----- GIVEN INFORMATION -----

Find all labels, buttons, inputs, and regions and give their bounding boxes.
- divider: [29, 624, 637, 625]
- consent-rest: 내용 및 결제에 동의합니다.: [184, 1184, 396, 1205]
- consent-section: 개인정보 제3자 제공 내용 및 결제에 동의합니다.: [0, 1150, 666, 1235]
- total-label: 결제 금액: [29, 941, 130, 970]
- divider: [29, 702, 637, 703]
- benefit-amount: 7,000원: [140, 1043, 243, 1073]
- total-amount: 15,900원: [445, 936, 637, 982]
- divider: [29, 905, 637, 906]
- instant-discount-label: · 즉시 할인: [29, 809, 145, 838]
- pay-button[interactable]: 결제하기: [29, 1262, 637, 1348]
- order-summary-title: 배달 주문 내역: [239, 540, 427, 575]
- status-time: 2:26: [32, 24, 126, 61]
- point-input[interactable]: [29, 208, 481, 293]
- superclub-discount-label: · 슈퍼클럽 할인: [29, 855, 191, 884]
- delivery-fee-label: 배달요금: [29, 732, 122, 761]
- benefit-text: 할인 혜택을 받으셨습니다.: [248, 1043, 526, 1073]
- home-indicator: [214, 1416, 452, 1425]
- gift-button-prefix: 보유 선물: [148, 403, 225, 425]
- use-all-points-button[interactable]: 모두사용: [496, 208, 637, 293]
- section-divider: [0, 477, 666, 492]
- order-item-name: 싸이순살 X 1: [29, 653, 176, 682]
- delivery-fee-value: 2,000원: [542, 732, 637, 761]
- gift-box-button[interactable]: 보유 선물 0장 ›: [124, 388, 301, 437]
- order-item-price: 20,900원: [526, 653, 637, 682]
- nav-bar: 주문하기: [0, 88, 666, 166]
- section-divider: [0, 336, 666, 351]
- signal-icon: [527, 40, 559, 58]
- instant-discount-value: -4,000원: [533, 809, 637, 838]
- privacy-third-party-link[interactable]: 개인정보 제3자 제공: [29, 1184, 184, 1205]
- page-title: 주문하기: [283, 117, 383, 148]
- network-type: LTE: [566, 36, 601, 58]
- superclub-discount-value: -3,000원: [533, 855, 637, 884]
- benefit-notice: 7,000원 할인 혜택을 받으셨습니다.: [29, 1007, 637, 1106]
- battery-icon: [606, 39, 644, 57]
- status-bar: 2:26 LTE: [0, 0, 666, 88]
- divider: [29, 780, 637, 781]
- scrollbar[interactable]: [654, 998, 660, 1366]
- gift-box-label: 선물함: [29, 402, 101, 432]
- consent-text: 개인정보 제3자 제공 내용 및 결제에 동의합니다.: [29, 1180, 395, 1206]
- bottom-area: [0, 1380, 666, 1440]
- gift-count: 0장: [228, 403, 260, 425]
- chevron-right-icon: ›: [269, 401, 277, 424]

-----
----- GIVEN INFORMATION -----

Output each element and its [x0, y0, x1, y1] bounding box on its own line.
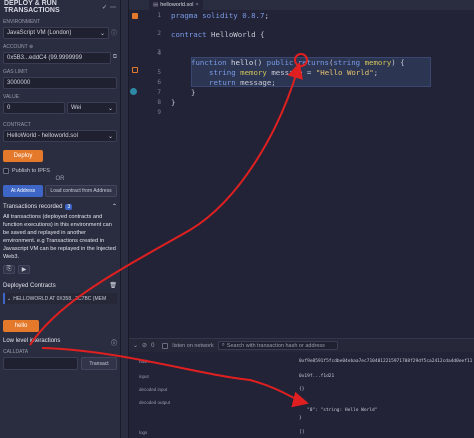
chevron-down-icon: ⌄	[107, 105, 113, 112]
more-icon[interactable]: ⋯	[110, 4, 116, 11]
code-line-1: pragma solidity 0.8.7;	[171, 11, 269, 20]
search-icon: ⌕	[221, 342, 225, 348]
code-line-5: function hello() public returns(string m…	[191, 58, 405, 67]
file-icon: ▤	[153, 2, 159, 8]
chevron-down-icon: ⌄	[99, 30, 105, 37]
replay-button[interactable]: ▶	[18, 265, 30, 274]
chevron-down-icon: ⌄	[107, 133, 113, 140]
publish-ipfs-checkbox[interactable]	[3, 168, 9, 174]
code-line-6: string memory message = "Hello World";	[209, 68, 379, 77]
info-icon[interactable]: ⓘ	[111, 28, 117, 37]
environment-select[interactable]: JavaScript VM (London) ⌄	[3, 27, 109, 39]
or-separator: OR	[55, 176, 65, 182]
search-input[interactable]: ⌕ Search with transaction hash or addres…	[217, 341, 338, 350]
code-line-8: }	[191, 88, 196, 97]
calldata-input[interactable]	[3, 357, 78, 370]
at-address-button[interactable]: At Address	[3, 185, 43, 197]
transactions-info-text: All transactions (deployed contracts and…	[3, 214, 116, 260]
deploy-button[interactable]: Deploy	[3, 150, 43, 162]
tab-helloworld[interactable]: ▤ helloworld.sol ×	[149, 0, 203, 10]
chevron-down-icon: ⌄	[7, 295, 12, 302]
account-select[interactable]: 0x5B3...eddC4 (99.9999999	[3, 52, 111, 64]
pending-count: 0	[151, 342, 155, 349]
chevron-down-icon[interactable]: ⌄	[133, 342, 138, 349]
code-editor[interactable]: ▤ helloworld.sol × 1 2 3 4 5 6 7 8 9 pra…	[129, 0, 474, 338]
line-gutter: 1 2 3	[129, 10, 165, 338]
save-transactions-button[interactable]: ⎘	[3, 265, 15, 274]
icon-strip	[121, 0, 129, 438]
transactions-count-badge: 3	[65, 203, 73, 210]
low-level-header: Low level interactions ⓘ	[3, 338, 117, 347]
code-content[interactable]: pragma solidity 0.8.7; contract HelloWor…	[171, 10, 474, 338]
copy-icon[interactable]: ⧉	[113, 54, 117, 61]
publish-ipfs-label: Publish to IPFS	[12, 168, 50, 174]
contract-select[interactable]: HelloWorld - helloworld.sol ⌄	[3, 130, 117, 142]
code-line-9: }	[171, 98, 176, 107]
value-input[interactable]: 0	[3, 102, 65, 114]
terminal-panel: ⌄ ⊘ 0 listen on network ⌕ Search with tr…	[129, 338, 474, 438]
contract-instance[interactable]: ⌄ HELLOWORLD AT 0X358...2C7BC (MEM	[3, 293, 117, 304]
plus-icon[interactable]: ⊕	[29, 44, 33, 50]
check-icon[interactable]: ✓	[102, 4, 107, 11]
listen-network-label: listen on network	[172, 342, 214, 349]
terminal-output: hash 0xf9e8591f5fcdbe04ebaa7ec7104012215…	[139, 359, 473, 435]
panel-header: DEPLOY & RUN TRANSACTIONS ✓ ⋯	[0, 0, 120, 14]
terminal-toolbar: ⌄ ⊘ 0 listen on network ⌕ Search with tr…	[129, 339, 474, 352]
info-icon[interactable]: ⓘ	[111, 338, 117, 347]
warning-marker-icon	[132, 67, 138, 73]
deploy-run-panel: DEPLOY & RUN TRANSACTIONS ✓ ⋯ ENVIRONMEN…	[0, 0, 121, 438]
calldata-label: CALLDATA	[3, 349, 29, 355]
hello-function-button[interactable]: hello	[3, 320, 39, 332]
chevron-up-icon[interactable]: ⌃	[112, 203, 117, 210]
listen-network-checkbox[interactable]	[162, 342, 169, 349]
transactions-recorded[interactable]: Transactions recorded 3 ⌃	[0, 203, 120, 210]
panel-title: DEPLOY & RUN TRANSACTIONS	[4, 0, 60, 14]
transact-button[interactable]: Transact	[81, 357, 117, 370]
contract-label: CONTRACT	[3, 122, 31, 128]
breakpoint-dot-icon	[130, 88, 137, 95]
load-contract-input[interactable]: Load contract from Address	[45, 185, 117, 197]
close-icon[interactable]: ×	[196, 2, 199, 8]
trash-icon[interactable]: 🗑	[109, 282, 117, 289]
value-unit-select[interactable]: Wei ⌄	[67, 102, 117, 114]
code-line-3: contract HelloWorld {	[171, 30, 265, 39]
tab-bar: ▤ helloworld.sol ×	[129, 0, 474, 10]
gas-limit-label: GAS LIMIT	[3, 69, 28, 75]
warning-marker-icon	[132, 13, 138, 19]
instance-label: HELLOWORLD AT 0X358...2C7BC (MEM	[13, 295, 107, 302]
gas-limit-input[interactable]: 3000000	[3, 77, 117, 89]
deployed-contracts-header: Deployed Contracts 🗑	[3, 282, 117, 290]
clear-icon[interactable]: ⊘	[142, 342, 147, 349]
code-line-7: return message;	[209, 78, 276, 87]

-----

STATED TASK —
Recast the lines starting with the line containing "Find all labels, buttons, inputs, and" and going on through the line containing "- instant-discount-value: -4,000원: [533, 809, 637, 838]" as a JSON list of strings, one string per line, with blank lines left out.

EXERCISE RESULT —
[
  "Find all labels, buttons, inputs, and regions and give their bounding boxes.",
  "- divider: [29, 624, 637, 625]",
  "- consent-rest: 내용 및 결제에 동의합니다.: [184, 1184, 396, 1205]",
  "- consent-section: 개인정보 제3자 제공 내용 및 결제에 동의합니다.: [0, 1150, 666, 1235]",
  "- total-label: 결제 금액: [29, 941, 130, 970]",
  "- divider: [29, 702, 637, 703]",
  "- benefit-amount: 7,000원: [140, 1043, 243, 1073]",
  "- total-amount: 15,900원: [445, 936, 637, 982]",
  "- divider: [29, 905, 637, 906]",
  "- instant-discount-label: · 즉시 할인: [29, 809, 145, 838]",
  "- pay-button[interactable]: 결제하기: [29, 1262, 637, 1348]",
  "- order-summary-title: 배달 주문 내역: [239, 540, 427, 575]",
  "- status-time: 2:26: [32, 24, 126, 61]",
  "- point-input[interactable]: [29, 208, 481, 293]",
  "- superclub-discount-label: · 슈퍼클럽 할인: [29, 855, 191, 884]",
  "- delivery-fee-label: 배달요금: [29, 732, 122, 761]",
  "- benefit-text: 할인 혜택을 받으셨습니다.: [248, 1043, 526, 1073]",
  "- home-indicator: [214, 1416, 452, 1425]",
  "- gift-button-prefix: 보유 선물: [148, 403, 225, 425]",
  "- use-all-points-button[interactable]: 모두사용: [496, 208, 637, 293]",
  "- section-divider: [0, 477, 666, 492]",
  "- order-item-name: 싸이순살 X 1: [29, 653, 176, 682]",
  "- delivery-fee-value: 2,000원: [542, 732, 637, 761]",
  "- gift-box-button[interactable]: 보유 선물 0장 ›: [124, 388, 301, 437]",
  "- order-item-price: 20,900원: [526, 653, 637, 682]",
  "- nav-bar: 주문하기: [0, 88, 666, 166]",
  "- section-divider: [0, 336, 666, 351]",
  "- signal-icon: [527, 40, 559, 58]",
  "- instant-discount-value: -4,000원: [533, 809, 637, 838]"
]